Partons du fait que les capitaux actuellement disponibles sont plus volontiers affectés à la spéculation qu’à l’investissement nécessaire à toute vie socio-économique.
Constatons ensuite que la casse des avancées sociales nées à l’issue de la deuxième guerre mondiale met à mal le principe d’une société centrée sur l’amélioration de la vie de tous les humains sur Terre.
Nos démocraties peinent à penser les grandes orientations du futur et échouent à tirer les conséquences pratiques de l’interdépendance des États.
N’en déplaise à M. Trump, les États-Unis ne vivent pas hors-monde. L‘avènement d’une écologie sociale et solidaire supposerait de déconstruire “l’économystification” [1] ambiante, pour redéfinir les termes d’un “vivre ensemble” qui ne déclencherait pas la colère que suscite l’accroissement constant des inégalités.
Mais le capitalisme n’est ni moralisable, ni réformable, par essence.
Destructeur en son principe et exploitant la gratuité de la nature au sein d’un monde fini, le capitalisme autophage [2], avide de profits, traverse la stase d’un paradigme en phase terminale.
Situé sur un graphique dont l’abscisse représente le temps d’hominisation, soit quelque 200 millions d’années, l’épisode capitaliste est imperceptible quand nos élites décérébrées pensent qu’il est immortel...
Sortir d’un monde qui ne se comprend plus lui-même [3] supposerait de penser les choses sur un mode radicalement différent de celui qui se contente de prescrire « des seuils à ne pas dépasser »… sans y parvenir. Osons donc dire que la sortie du capitalisme implique l’arrêt de l’outil privilégié de la spéculation qu’est le trading à haute fréquence, la fin de la rémunération de l’argent, et la nécessité de faire défaut sur les dettes illégitimes ainsi que l’abrogation de l’article 3 alinéa 5 de la Convention cadre sur le changement climatique, qui tient la liberté de commercer et de produire comme la plus importante des libertés. Ne pas le faire revient à encenser l’oxymore.
Entendant les cris d’orfraie qui s’élèvent, la question cruciale est de savoir combien, parmi les quelque deux cents États du monde, seraient assez lucides et courageux pour créer une dynamique et un effet d’entraînement suffisant pour passer d’un idéal de compétition fondé sur une croissance pérenne impossible, à un modèle de sobriété et de coopération ; pour passer d’une analyse de production des richesses à une analyse du mécanisme d’engendrement des difficultés, qui conduit le système ultralibéral au désastre.

Tâches à réaliser:
(a) Énumérez les mesures que, selon le texte sur la sortie du capitalisme, cette sortie implique.
(b) D'après le texte sur la sortie du capitalisme, à quoi les capitaux actuellement disponibles sont-ils plus volontiers affectés ?
(c) Citez le texte sur la sortie du capitalisme, de « Situé sur un » jusqu'à « qu’il est immortel... ».

Données fournies:
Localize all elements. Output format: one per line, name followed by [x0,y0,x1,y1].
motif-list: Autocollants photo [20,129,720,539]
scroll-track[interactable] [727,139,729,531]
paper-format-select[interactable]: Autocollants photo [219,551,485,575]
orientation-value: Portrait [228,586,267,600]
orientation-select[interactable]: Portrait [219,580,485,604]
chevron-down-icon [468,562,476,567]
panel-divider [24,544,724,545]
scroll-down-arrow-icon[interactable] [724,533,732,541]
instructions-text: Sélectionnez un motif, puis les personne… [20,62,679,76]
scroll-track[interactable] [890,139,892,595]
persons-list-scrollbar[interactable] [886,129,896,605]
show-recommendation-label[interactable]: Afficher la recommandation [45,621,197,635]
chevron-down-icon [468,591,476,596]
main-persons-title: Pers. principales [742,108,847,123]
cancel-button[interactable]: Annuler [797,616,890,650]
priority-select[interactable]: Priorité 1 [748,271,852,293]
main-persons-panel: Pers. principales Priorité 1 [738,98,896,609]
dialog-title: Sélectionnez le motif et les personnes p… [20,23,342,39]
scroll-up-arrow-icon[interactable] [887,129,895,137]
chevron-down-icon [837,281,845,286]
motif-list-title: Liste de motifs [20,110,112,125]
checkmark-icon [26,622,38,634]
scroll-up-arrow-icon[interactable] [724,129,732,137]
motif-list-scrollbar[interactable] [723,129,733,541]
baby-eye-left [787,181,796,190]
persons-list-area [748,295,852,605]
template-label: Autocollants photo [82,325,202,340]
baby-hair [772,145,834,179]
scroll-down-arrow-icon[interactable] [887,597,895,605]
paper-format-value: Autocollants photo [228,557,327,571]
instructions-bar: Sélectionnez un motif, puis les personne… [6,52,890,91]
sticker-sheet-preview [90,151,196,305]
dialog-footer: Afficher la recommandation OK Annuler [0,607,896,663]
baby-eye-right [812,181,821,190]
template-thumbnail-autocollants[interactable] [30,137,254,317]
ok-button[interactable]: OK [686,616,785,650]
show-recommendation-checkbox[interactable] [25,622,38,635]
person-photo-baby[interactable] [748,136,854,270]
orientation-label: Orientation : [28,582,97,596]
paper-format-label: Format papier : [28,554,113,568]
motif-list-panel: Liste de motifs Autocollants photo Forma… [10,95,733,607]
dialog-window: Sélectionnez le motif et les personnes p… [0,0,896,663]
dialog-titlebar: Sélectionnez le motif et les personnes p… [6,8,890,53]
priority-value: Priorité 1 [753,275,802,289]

Réponses attendues:
(a)
- L'arrêt du trading à haute fréquence
- La fin de la rémunération de l'argent
- La nécessité de faire défaut sur les dettes illégitimes
- L'abrogation de l'article 3 alinéa 5 de la Convention cadre sur le changement climatique

(b) À la spéculation plutôt qu'à l'investissement nécessaire à toute vie socio-économique.

(c)
Situé sur un graphique dont l’abscisse représente le temps d’hominisation, soit quelque 200 millions d’années, l’épisode capitaliste est imperceptible quand nos élites décérébrées pensent qu’il est immortel...